:: SUPPLIED TEXT ::
At the end of Isaiah’s worship encounter God said, “Whom shall I send, and who will go for us?” Then Isaiah participated. He talked back to God. He said, “Here am I! Send me.” Worship, then, is coming to the point where we are willing to say, “Here I am, Jesus. I’m reporting for duty!
You’ve got a job to do? Send me and I’ll do it.”
Last spring when the time changed and we moved our clocks ahead, a visitor met me at the door of the church. He was coming into worship an hour or so late and I was at the door to shake hands as the people left. All out of puff and perplexed, the late comer asked a deacon, “Is the service done yet?” And I heard the deacon say, “The worship is over, but the service is just begun!” Wise was the reply! And true to the text! Worship is not over with the benediction. Worship is only complete when it translates into service between Sundays!
During the aftermath of World War II a German village was cleaning up the rubble of its bombed out neighborhoods. Much of the town had been destroyed or damaged by the heavy fighting. One of the victims of the war was a marvelous statue of Christ in the city center. Both arms and both legs had been shattered. The Christian community met to restore the statue and were trying to decide which sculptor to commission to make new arms and legs for the statue when someone suggested, “Why not leave the statue as it is? Isn’t it true that Jesus in a sense uses our arms and legs to do His work in the world? Isn’t it a fact that Christ’s arm is the church?” The truth of the words struck home. So they left the figure of Christ without legs and arms. It still rests in the city center today as a witness to the fact that God uses common, ordinary men and women, boys and girls, like you and me to get the job done.
:::
:: RECORDED DATA ::
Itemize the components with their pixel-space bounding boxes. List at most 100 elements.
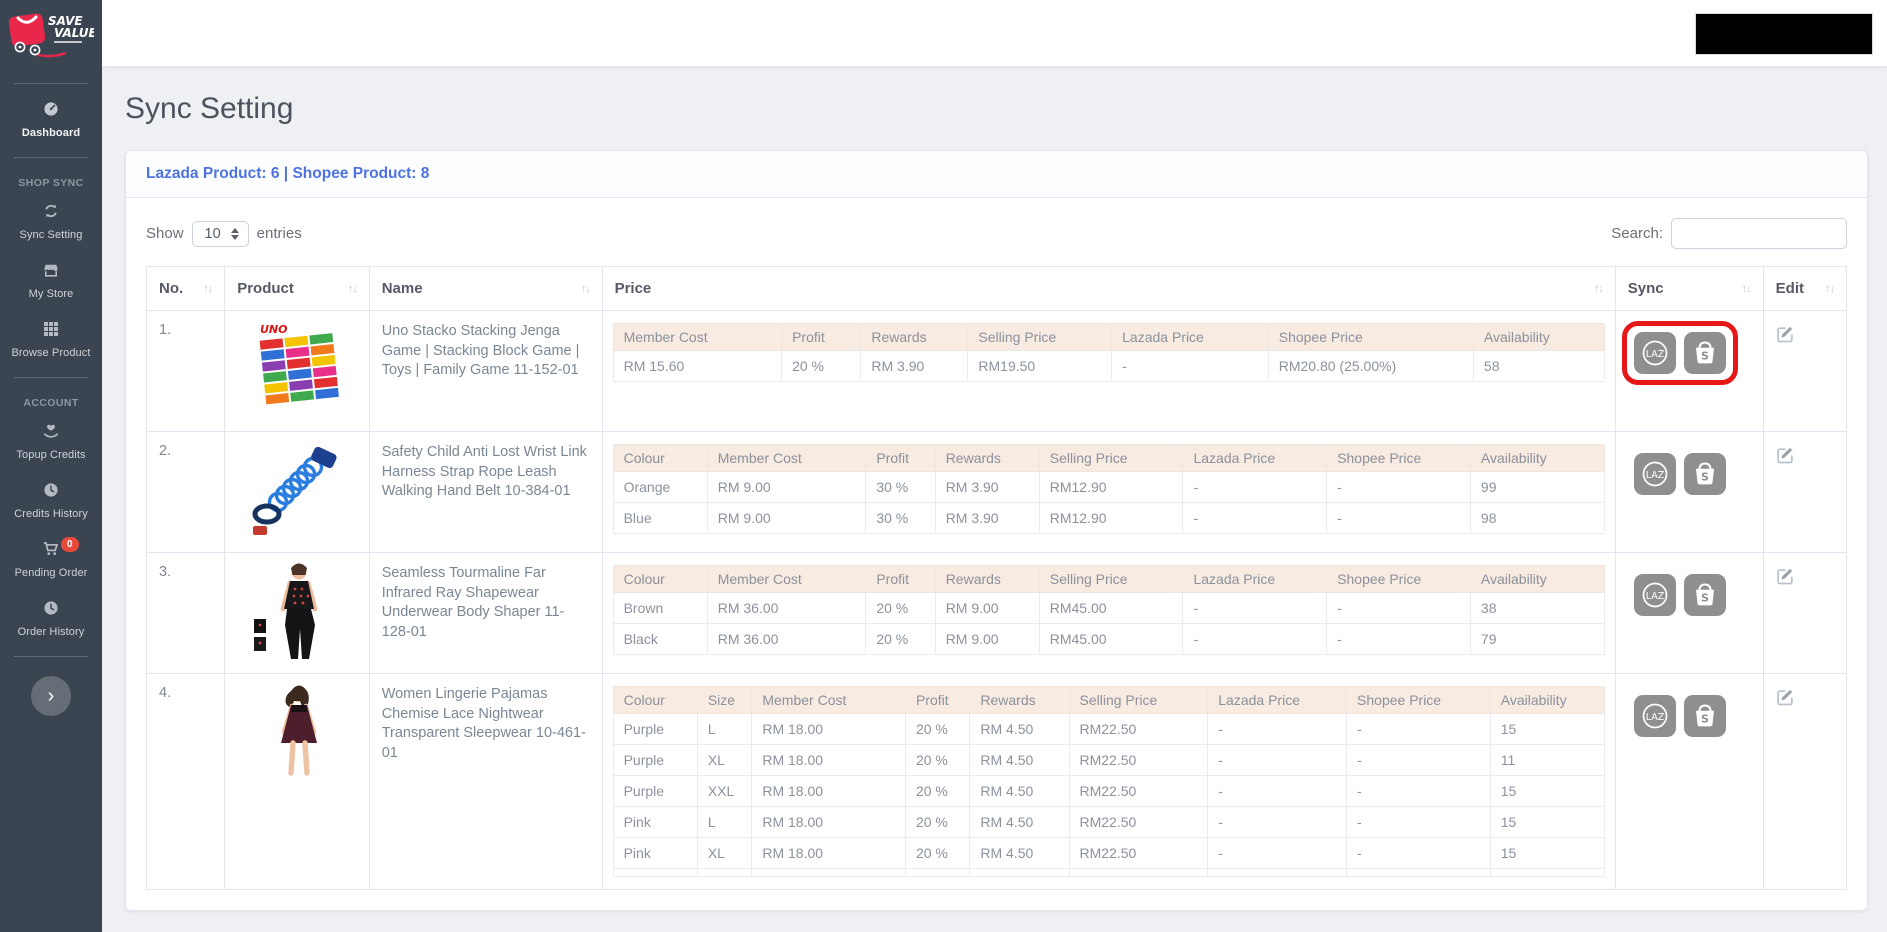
:::
Carry on with the sermon on worship and service from where it stops. The listing was taken from a different source than the sermon on worship.

### [OUTPUT BELOW]
Will you respond to God’s call? Will you be His arms and legs in your corner of the globe? Will you be responsive like Isaiah and say, “Here, Lord! Here I am. Send me!”
Will You Worship?
There was a small Methodist church here in North Carolina that got a new pastor. After six months, however, they told the bishop that they desired a new pastor. “Why?” asked the bishop. “Isn’t he likeable?”
“Yes,” they said, “he is likeable.”
“Isn’t he a good preacher? The bishop pressed.
“Yes,” they answered.
“Then what’s the matter?” The bishop inquired.
“Well,” said the spokesman, “It’s just a queer habit of his. You see, every Sunday we come to hear him preach, and he gets up in the pulpit and glares at us, and for fifteen minutes he fumes and yells, saying, “Worship! Worship! Worship, confound you! Worship!”
How about you there? Do you go to church just to hear someone preach? Do you go as a spectator? Do you go to be entertained, to look for an excuse for not serving? If you do then you waste your time in worship.
But, hey! Listen! You’re a Christian. You know God’s word when you hear it. Next Sunday go to worship. Like Isaiah, go to talk with God, to participate, to serve. And see if such an attitude does not make a positive difference in how you worship God!
Lord teach me to take worship seriously and to come before you in such a way that pleases you, for Christ’s sake. Amen.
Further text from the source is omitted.